INSTRUCTIONS FOR THE TASK ▸ Reproduce all of the material word for word.

RECORDS FOR THIS TASK ▸
===============
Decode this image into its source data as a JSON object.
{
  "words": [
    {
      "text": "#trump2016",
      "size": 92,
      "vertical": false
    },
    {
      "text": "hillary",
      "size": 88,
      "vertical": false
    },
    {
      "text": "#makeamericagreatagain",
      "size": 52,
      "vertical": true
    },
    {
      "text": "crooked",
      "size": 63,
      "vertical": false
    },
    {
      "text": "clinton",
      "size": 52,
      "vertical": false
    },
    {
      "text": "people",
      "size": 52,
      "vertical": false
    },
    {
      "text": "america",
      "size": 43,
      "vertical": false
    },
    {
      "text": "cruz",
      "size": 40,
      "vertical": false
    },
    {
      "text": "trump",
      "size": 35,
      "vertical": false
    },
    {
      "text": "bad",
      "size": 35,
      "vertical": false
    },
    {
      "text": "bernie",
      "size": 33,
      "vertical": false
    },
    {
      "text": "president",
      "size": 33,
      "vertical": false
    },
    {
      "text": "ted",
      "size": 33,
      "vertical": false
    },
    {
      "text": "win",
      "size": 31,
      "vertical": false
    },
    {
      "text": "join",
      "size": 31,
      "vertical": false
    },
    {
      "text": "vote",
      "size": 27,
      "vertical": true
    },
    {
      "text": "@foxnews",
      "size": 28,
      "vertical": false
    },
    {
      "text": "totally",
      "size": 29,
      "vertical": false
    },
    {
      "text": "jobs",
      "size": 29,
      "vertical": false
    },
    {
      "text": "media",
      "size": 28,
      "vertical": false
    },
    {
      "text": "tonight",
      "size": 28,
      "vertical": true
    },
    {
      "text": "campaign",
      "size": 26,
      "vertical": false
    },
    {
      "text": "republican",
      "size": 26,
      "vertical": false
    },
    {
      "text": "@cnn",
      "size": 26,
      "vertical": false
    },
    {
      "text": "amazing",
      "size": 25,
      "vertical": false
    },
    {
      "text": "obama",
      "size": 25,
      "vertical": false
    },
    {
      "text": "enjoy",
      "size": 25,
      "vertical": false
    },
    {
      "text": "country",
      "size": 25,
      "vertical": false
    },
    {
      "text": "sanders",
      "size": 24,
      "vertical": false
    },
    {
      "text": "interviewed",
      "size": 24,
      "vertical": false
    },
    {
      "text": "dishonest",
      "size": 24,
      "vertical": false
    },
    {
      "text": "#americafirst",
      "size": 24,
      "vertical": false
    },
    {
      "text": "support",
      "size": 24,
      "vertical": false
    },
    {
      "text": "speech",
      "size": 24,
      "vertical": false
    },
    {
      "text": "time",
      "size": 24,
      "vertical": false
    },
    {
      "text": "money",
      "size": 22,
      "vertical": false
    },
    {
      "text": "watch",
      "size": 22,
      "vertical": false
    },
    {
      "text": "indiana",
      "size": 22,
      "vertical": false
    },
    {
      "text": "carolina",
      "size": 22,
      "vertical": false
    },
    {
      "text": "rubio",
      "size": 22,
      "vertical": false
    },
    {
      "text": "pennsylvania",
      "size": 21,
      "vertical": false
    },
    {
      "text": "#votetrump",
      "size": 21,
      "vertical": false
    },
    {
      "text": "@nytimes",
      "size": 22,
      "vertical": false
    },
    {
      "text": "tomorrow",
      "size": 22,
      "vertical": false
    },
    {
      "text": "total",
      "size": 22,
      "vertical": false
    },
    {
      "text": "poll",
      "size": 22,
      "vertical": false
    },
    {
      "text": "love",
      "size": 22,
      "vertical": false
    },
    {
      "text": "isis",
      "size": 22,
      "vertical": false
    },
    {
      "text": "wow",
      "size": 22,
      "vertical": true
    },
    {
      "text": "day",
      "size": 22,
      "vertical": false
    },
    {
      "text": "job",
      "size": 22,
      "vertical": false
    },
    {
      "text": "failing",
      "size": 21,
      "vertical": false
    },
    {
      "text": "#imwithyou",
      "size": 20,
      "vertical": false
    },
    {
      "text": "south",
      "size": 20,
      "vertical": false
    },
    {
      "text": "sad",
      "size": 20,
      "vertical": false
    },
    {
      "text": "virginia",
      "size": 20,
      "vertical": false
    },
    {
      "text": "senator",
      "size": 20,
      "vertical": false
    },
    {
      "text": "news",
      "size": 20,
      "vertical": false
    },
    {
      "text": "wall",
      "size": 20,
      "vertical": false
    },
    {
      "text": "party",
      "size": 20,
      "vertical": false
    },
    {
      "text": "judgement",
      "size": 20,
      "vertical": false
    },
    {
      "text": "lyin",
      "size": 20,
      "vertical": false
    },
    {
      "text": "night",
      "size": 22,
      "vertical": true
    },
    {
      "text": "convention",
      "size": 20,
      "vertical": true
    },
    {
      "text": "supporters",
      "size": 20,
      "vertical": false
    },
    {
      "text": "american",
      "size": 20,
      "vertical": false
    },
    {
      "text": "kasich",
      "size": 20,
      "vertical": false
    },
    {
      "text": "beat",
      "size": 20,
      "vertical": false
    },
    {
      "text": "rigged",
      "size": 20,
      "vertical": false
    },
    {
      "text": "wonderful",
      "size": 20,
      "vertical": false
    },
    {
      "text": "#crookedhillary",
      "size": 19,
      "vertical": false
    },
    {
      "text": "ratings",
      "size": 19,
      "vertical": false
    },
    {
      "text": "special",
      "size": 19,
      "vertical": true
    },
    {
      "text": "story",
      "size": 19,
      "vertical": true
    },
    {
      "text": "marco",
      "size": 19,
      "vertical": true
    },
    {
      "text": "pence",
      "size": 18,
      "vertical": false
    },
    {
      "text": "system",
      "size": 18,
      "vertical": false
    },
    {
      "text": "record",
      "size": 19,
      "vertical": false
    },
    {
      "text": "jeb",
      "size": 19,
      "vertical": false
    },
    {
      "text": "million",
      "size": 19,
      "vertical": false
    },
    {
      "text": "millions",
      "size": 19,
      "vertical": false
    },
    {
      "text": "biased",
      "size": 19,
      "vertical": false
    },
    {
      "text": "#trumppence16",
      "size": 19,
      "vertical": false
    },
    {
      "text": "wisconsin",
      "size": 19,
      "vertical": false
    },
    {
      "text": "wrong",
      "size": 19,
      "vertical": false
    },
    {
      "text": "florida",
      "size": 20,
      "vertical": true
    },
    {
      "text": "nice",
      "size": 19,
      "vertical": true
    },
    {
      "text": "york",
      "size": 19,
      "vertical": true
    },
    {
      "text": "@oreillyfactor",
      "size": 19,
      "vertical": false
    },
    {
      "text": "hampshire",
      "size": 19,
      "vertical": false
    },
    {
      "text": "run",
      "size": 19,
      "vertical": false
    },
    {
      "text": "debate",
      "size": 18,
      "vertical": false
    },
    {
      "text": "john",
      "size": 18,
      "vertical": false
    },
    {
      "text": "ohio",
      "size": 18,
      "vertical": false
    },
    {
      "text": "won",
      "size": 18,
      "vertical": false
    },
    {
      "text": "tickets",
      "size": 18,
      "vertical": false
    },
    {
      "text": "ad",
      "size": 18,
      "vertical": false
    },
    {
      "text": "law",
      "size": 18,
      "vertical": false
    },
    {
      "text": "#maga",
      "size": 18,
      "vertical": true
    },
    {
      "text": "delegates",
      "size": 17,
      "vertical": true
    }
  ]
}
===============
SOLUTION TO THE EXERCISE ▸
Decode this image into its source data as a JSON object.
{
  "words": [
    {
      "text": "#trump2016",
      "size": 92,
      "vertical": false
    },
    {
      "text": "hillary",
      "size": 88,
      "vertical": false
    },
    {
      "text": "#makeamericagreatagain",
      "size": 52,
      "vertical": true
    },
    {
      "text": "crooked",
      "size": 63,
      "vertical": false
    },
    {
      "text": "clinton",
      "size": 52,
      "vertical": false
    },
    {
      "text": "people",
      "size": 52,
      "vertical": false
    },
    {
      "text": "america",
      "size": 43,
      "vertical": false
    },
    {
      "text": "cruz",
      "size": 40,
      "vertical": false
    },
    {
      "text": "trump",
      "size": 35,
      "vertical": false
    },
    {
      "text": "bad",
      "size": 35,
      "vertical": false
    },
    {
      "text": "bernie",
      "size": 33,
      "vertical": false
    },
    {
      "text": "president",
      "size": 33,
      "vertical": false
    },
    {
      "text": "ted",
      "size": 33,
      "vertical": false
    },
    {
      "text": "win",
      "size": 31,
      "vertical": false
    },
    {
      "text": "join",
      "size": 31,
      "vertical": false
    },
    {
      "text": "vote",
      "size": 27,
      "vertical": true
    },
    {
      "text": "@foxnews",
      "size": 28,
      "vertical": false
    },
    {
      "text": "totally",
      "size": 29,
      "vertical": false
    },
    {
      "text": "jobs",
      "size": 29,
      "vertical": false
    },
    {
      "text": "media",
      "size": 28,
      "vertical": false
    },
    {
      "text": "tonight",
      "size": 28,
      "vertical": true
    },
    {
      "text": "campaign",
      "size": 26,
      "vertical": false
    },
    {
      "text": "republican",
      "size": 26,
      "vertical": false
    },
    {
      "text": "@cnn",
      "size": 26,
      "vertical": false
    },
    {
      "text": "amazing",
      "size": 25,
      "vertical": false
    },
    {
      "text": "obama",
      "size": 25,
      "vertical": false
    },
    {
      "text": "enjoy",
      "size": 25,
      "vertical": false
    },
    {
      "text": "country",
      "size": 25,
      "vertical": false
    },
    {
      "text": "sanders",
      "size": 24,
      "vertical": false
    },
    {
      "text": "interviewed",
      "size": 24,
      "vertical": false
    },
    {
      "text": "dishonest",
      "size": 24,
      "vertical": false
    },
    {
      "text": "#americafirst",
      "size": 24,
      "vertical": false
    },
    {
      "text": "support",
      "size": 24,
      "vertical": false
    },
    {
      "text": "speech",
      "size": 24,
      "vertical": false
    },
    {
      "text": "time",
      "size": 24,
      "vertical": false
    },
    {
      "text": "money",
      "size": 22,
      "vertical": false
    },
    {
      "text": "watch",
      "size": 22,
      "vertical": false
    },
    {
      "text": "indiana",
      "size": 22,
      "vertical": false
    },
    {
      "text": "carolina",
      "size": 22,
      "vertical": false
    },
    {
      "text": "rubio",
      "size": 22,
      "vertical": false
    },
    {
      "text": "pennsylvania",
      "size": 21,
      "vertical": false
    },
    {
      "text": "#votetrump",
      "size": 21,
      "vertical": false
    },
    {
      "text": "@nytimes",
      "size": 22,
      "vertical": false
    },
    {
      "text": "tomorrow",
      "size": 22,
      "vertical": false
    },
    {
      "text": "total",
      "size": 22,
      "vertical": false
    },
    {
      "text": "poll",
      "size": 22,
      "vertical": false
    },
    {
      "text": "love",
      "size": 22,
      "vertical": false
    },
    {
      "text": "isis",
      "size": 22,
      "vertical": false
    },
    {
      "text": "wow",
      "size": 22,
      "vertical": true
    },
    {
      "text": "day",
      "size": 22,
      "vertical": false
    },
    {
      "text": "job",
      "size": 22,
      "vertical": false
    },
    {
      "text": "failing",
      "size": 21,
      "vertical": false
    },
    {
      "text": "#imwithyou",
      "size": 20,
      "vertical": false
    },
    {
      "text": "south",
      "size": 20,
      "vertical": false
    },
    {
      "text": "sad",
      "size": 20,
      "vertical": false
    },
    {
      "text": "virginia",
      "size": 20,
      "vertical": false
    },
    {
      "text": "senator",
      "size": 20,
      "vertical": false
    },
    {
      "text": "news",
      "size": 20,
      "vertical": false
    },
    {
      "text": "wall",
      "size": 20,
      "vertical": false
    },
    {
      "text": "party",
      "size": 20,
      "vertical": false
    },
    {
      "text": "judgement",
      "size": 20,
      "vertical": false
    },
    {
      "text": "lyin",
      "size": 20,
      "vertical": false
    },
    {
      "text": "night",
      "size": 22,
      "vertical": true
    },
    {
      "text": "convention",
      "size": 20,
      "vertical": true
    },
    {
      "text": "supporters",
      "size": 20,
      "vertical": false
    },
    {
      "text": "american",
      "size": 20,
      "vertical": false
    },
    {
      "text": "kasich",
      "size": 20,
      "vertical": false
    },
    {
      "text": "beat",
      "size": 20,
      "vertical": false
    },
    {
      "text": "rigged",
      "size": 20,
      "vertical": false
    },
    {
      "text": "wonderful",
      "size": 20,
      "vertical": false
    },
    {
      "text": "#crookedhillary",
      "size": 19,
      "vertical": false
    },
    {
      "text": "ratings",
      "size": 19,
      "vertical": false
    },
    {
      "text": "special",
      "size": 19,
      "vertical": true
    },
    {
      "text": "story",
      "size": 19,
      "vertical": true
    },
    {
      "text": "marco",
      "size": 19,
      "vertical": true
    },
    {
      "text": "pence",
      "size": 18,
      "vertical": false
    },
    {
      "text": "system",
      "size": 18,
      "vertical": false
    },
    {
      "text": "record",
      "size": 19,
      "vertical": false
    },
    {
      "text": "jeb",
      "size": 19,
      "vertical": false
    },
    {
      "text": "million",
      "size": 19,
      "vertical": false
    },
    {
      "text": "millions",
      "size": 19,
      "vertical": false
    },
    {
      "text": "biased",
      "size": 19,
      "vertical": false
    },
    {
      "text": "#trumppence16",
      "size": 19,
      "vertical": false
    },
    {
      "text": "wisconsin",
      "size": 19,
      "vertical": false
    },
    {
      "text": "wrong",
      "size": 19,
      "vertical": false
    },
    {
      "text": "florida",
      "size": 20,
      "vertical": true
    },
    {
      "text": "nice",
      "size": 19,
      "vertical": true
    },
    {
      "text": "york",
      "size": 19,
      "vertical": true
    },
    {
      "text": "@oreillyfactor",
      "size": 19,
      "vertical": false
    },
    {
      "text": "hampshire",
      "size": 19,
      "vertical": false
    },
    {
      "text": "run",
      "size": 19,
      "vertical": false
    },
    {
      "text": "debate",
      "size": 18,
      "vertical": false
    },
    {
      "text": "john",
      "size": 18,
      "vertical": false
    },
    {
      "text": "ohio",
      "size": 18,
      "vertical": false
    },
    {
      "text": "won",
      "size": 18,
      "vertical": false
    },
    {
      "text": "tickets",
      "size": 18,
      "vertical": false
    },
    {
      "text": "ad",
      "size": 18,
      "vertical": false
    },
    {
      "text": "law",
      "size": 18,
      "vertical": false
    },
    {
      "text": "#maga",
      "size": 18,
      "vertical": true
    },
    {
      "text": "delegates",
      "size": 17,
      "vertical": true
    }
  ]
}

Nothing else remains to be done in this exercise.